ACTIVITY - Which of the lines below contain the string "nutridora"? Pull each one out of the data.

EXCERPTED DATA -
_ _ _ _

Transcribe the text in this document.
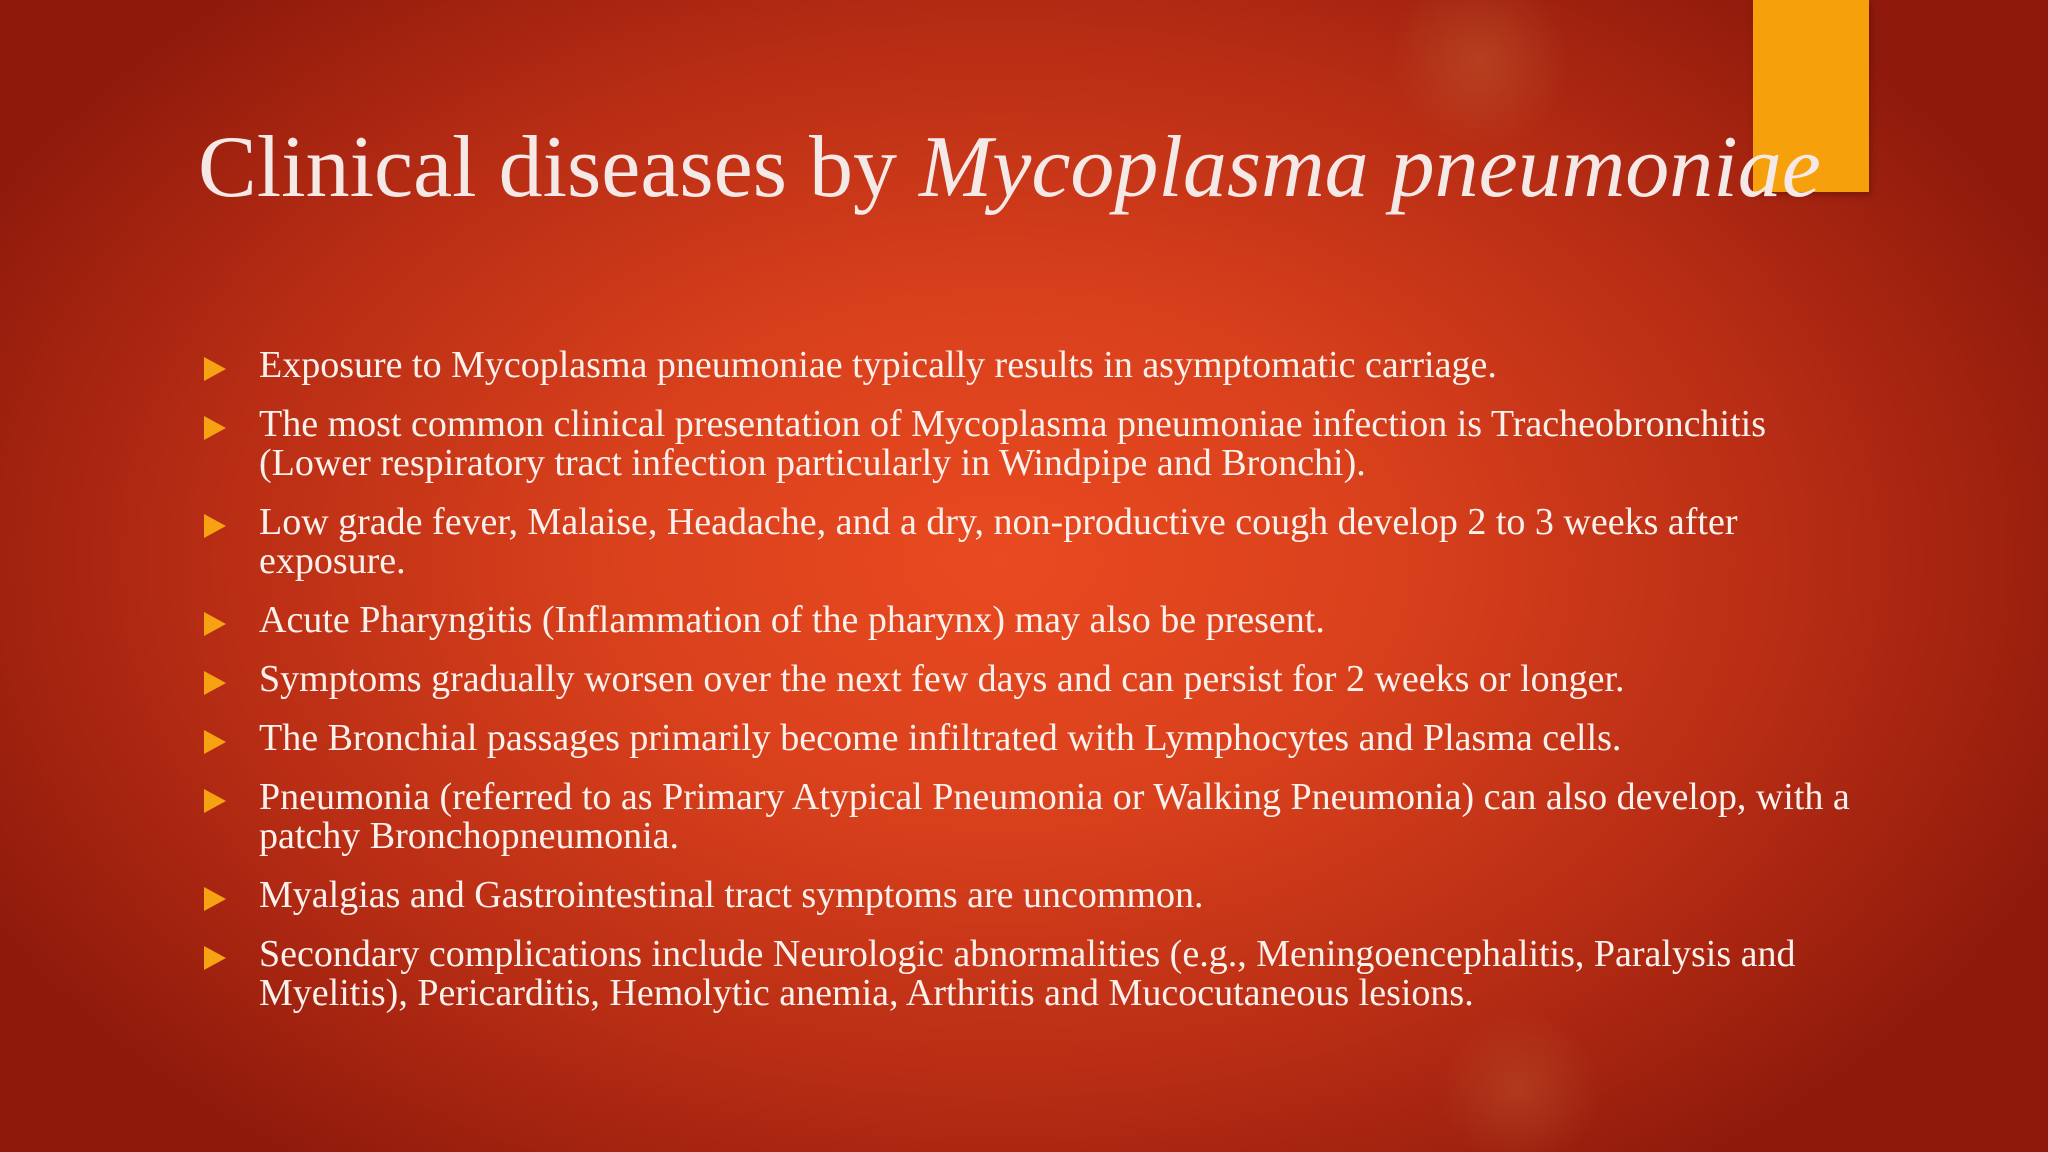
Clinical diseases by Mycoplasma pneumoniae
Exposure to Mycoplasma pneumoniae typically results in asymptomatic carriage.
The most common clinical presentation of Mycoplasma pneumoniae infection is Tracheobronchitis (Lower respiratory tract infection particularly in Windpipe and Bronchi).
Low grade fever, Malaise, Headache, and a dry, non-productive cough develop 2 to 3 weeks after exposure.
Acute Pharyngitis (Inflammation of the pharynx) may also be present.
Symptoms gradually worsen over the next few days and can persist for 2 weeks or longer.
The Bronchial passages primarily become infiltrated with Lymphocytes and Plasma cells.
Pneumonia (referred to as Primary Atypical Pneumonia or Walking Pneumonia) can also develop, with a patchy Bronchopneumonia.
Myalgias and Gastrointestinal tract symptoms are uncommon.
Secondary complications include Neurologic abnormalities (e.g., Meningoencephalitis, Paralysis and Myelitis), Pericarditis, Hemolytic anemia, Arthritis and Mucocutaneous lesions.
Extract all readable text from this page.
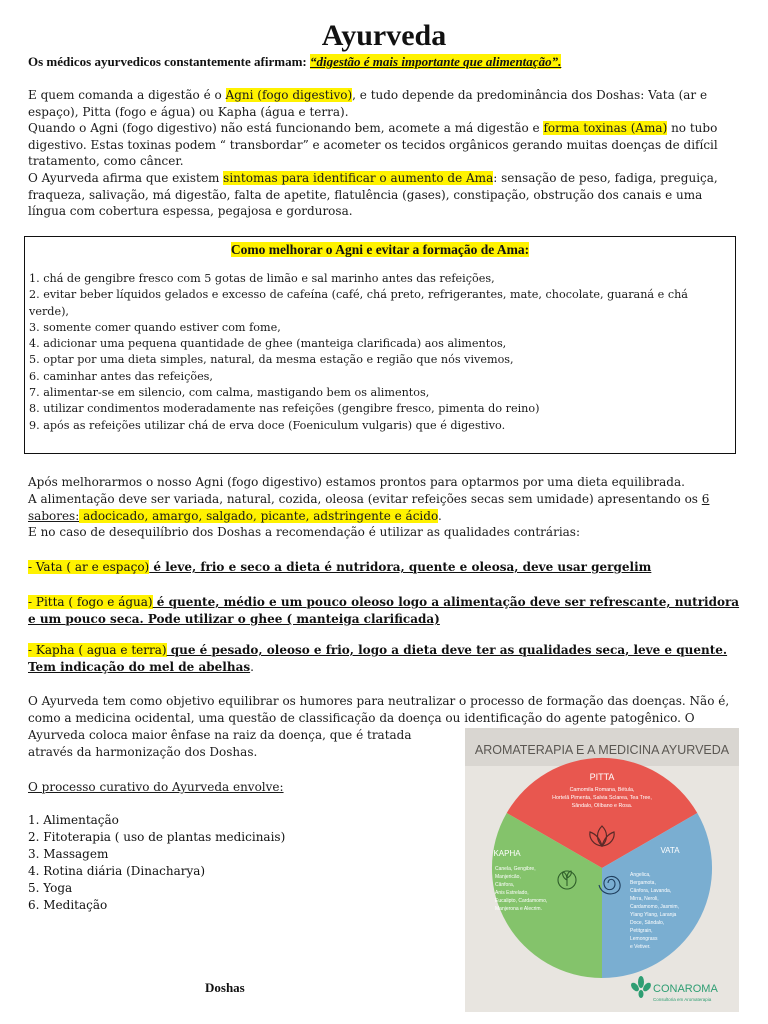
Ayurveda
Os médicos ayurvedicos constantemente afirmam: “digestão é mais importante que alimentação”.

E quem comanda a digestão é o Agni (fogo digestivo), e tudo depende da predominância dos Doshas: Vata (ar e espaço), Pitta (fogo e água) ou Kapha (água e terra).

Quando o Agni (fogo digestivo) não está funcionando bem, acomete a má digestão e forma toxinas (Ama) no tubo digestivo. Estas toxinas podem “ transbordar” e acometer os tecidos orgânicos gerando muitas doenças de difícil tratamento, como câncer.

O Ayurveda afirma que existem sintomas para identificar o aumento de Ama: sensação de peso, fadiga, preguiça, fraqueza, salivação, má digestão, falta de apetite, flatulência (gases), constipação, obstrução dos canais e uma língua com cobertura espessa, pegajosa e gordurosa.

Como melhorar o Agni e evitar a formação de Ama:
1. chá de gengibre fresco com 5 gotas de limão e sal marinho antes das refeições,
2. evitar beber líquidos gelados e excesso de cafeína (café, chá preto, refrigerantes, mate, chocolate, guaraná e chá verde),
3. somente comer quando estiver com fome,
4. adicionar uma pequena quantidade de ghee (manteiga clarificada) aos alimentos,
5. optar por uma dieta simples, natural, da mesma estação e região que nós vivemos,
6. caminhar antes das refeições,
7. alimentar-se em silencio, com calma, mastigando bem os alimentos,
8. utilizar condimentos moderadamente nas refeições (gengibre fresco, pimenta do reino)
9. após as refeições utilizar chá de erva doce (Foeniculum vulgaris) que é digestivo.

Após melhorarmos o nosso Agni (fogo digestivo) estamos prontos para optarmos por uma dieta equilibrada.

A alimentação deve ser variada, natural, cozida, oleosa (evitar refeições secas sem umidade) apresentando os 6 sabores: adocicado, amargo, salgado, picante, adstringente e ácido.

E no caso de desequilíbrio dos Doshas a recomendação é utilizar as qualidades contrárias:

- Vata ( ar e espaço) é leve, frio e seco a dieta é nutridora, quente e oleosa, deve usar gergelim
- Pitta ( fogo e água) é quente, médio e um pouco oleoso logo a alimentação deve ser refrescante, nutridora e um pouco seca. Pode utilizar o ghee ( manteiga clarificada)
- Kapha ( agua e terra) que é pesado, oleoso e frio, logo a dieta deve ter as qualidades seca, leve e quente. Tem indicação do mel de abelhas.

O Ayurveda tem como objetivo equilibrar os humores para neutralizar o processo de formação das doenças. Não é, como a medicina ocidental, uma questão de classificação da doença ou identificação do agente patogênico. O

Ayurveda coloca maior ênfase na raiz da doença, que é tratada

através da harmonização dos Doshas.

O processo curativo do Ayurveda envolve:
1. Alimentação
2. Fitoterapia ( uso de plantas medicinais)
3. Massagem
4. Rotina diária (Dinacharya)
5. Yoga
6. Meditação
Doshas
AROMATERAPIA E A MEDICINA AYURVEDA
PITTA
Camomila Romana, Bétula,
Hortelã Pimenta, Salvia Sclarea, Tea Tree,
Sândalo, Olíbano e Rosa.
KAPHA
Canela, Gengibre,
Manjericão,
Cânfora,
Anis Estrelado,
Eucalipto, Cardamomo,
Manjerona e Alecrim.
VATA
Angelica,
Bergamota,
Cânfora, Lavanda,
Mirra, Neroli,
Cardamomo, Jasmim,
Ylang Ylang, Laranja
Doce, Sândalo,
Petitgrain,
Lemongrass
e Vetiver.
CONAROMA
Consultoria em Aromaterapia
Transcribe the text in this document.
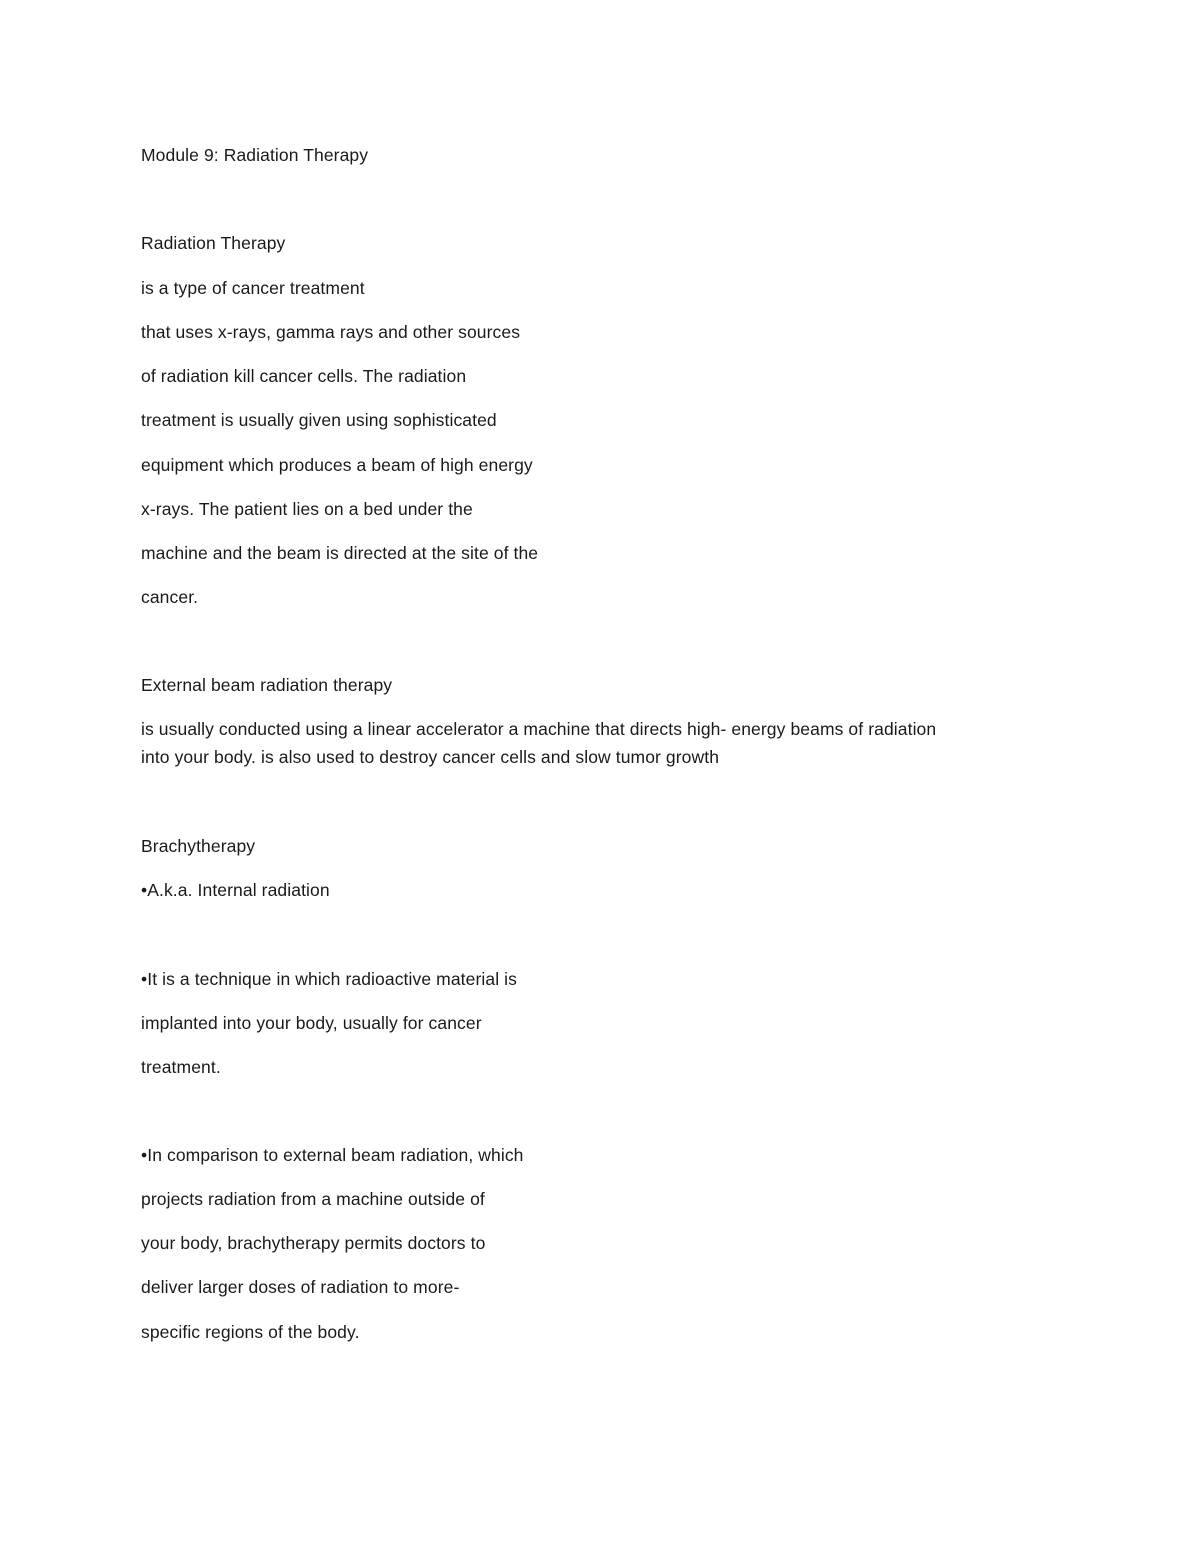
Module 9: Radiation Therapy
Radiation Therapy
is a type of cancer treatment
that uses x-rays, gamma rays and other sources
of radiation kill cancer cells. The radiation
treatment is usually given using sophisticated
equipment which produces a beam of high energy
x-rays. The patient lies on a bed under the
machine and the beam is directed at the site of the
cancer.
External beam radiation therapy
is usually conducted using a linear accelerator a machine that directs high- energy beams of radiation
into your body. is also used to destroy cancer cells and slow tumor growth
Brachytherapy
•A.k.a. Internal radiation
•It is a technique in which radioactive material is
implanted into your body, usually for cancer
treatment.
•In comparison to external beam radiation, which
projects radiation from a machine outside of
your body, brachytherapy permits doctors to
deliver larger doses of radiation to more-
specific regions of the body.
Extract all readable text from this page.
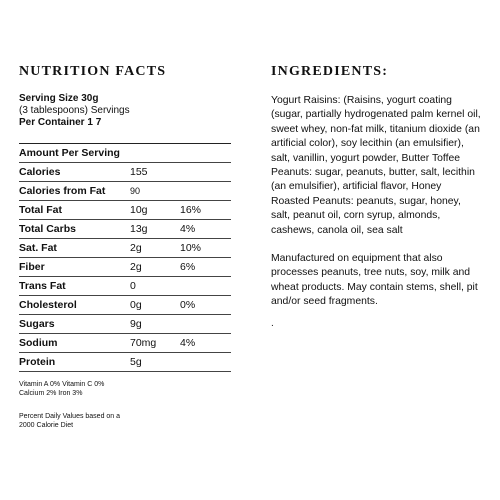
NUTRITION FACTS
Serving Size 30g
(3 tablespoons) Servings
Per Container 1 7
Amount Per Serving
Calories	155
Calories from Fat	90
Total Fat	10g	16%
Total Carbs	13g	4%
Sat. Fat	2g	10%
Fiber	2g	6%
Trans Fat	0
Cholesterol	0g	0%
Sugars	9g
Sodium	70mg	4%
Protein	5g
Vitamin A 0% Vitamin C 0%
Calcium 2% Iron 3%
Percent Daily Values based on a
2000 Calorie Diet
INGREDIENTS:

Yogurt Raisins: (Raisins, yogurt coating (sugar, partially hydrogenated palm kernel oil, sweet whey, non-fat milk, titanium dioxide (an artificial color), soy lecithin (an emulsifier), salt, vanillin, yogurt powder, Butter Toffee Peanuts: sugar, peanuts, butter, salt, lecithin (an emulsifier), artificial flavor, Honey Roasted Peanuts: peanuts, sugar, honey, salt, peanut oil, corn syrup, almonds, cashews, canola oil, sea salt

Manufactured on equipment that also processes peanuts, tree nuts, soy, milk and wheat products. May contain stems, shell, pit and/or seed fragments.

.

_ _ _ _

THE COMPLETED TASK -
- Vata ( ar e espaço) é leve, frio e seco a dieta é nutridora, quente e oleosa, deve usar gergelim
- Pitta ( fogo e água) é quente, médio e um pouco oleoso logo a alimentação deve ser refrescante, nutridora e um pouco seca. Pode utilizar o ghee ( manteiga clarificada)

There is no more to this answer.